**Brief:**
Below is a listing; write it out exactly and drop any images from it.

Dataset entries
------------------------------------

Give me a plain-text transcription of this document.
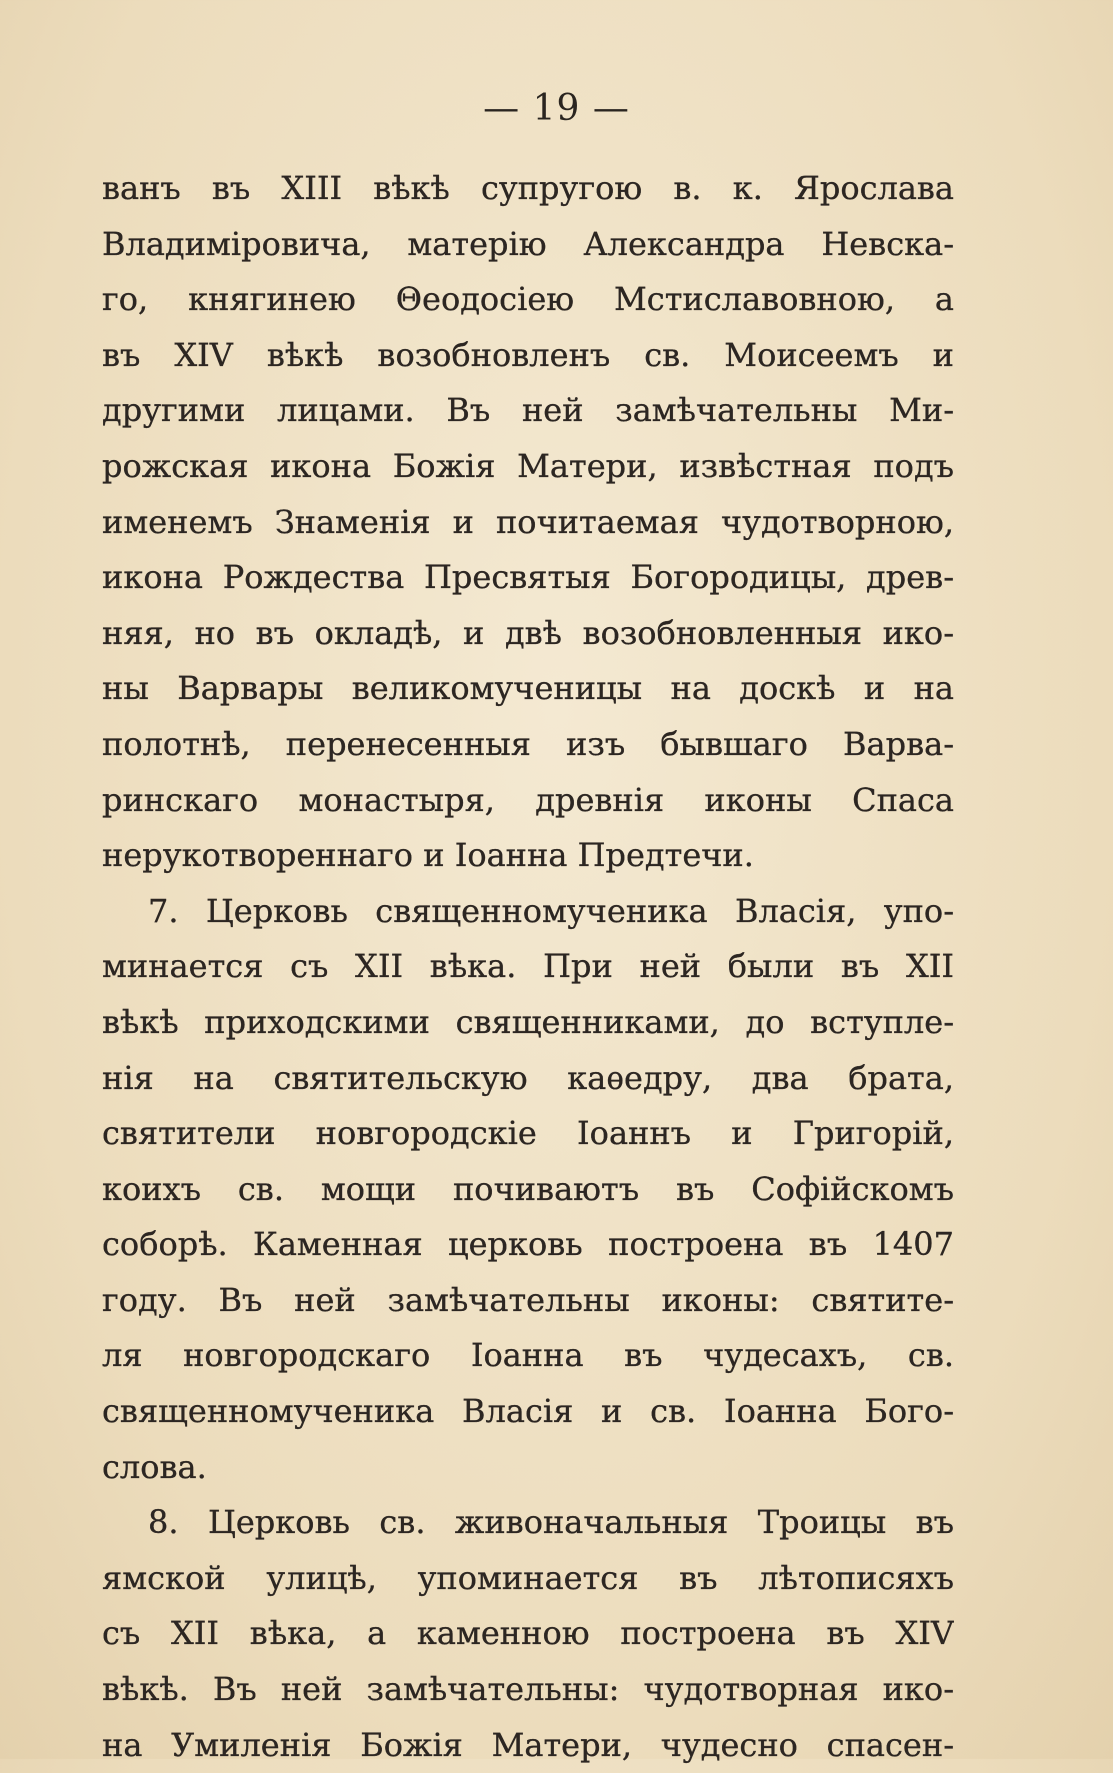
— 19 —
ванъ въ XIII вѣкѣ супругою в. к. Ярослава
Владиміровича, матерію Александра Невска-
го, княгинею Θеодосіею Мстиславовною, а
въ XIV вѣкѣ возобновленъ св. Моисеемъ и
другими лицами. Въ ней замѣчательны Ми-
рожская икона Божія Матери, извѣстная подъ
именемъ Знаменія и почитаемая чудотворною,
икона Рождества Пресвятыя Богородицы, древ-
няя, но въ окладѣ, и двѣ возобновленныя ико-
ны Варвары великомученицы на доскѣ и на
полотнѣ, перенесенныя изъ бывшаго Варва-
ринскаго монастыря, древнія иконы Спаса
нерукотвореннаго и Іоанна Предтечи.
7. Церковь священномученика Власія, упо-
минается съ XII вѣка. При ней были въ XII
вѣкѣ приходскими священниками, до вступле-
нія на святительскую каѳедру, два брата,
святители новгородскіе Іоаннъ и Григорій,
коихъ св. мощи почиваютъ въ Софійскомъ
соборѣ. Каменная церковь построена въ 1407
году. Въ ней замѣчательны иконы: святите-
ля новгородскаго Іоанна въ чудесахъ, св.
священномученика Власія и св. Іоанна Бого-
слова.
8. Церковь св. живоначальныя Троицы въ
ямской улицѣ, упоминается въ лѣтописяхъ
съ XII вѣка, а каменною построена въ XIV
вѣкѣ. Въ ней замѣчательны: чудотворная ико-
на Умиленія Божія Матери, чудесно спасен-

------------------------------------

**Exercise result:**
Give me a plain-text transcription of this document.
— 19 —
ванъ въ XIII вѣкѣ супругою в. к. Ярослава
Владиміровича, матерію Александра Невска-
го, княгинею Θеодосіею Мстиславовною, а
въ XIV вѣкѣ возобновленъ св. Моисеемъ и
другими лицами. Въ ней замѣчательны Ми-
рожская икона Божія Матери, извѣстная подъ
именемъ Знаменія и почитаемая чудотворною,
икона Рождества Пресвятыя Богородицы, древ-
няя, но въ окладѣ, и двѣ возобновленныя ико-
ны Варвары великомученицы на доскѣ и на
полотнѣ, перенесенныя изъ бывшаго Варва-
ринскаго монастыря, древнія иконы Спаса
нерукотвореннаго и Іоанна Предтечи.
7. Церковь священномученика Власія, упо-
минается съ XII вѣка. При ней были въ XII
вѣкѣ приходскими священниками, до вступле-
нія на святительскую каѳедру, два брата,
святители новгородскіе Іоаннъ и Григорій,
коихъ св. мощи почиваютъ въ Софійскомъ
соборѣ. Каменная церковь построена въ 1407
году. Въ ней замѣчательны иконы: святите-
ля новгородскаго Іоанна въ чудесахъ, св.
священномученика Власія и св. Іоанна Бого-
слова.
8. Церковь св. живоначальныя Троицы въ
ямской улицѣ, упоминается въ лѣтописяхъ
съ XII вѣка, а каменною построена въ XIV
вѣкѣ. Въ ней замѣчательны: чудотворная ико-
на Умиленія Божія Матери, чудесно спасен-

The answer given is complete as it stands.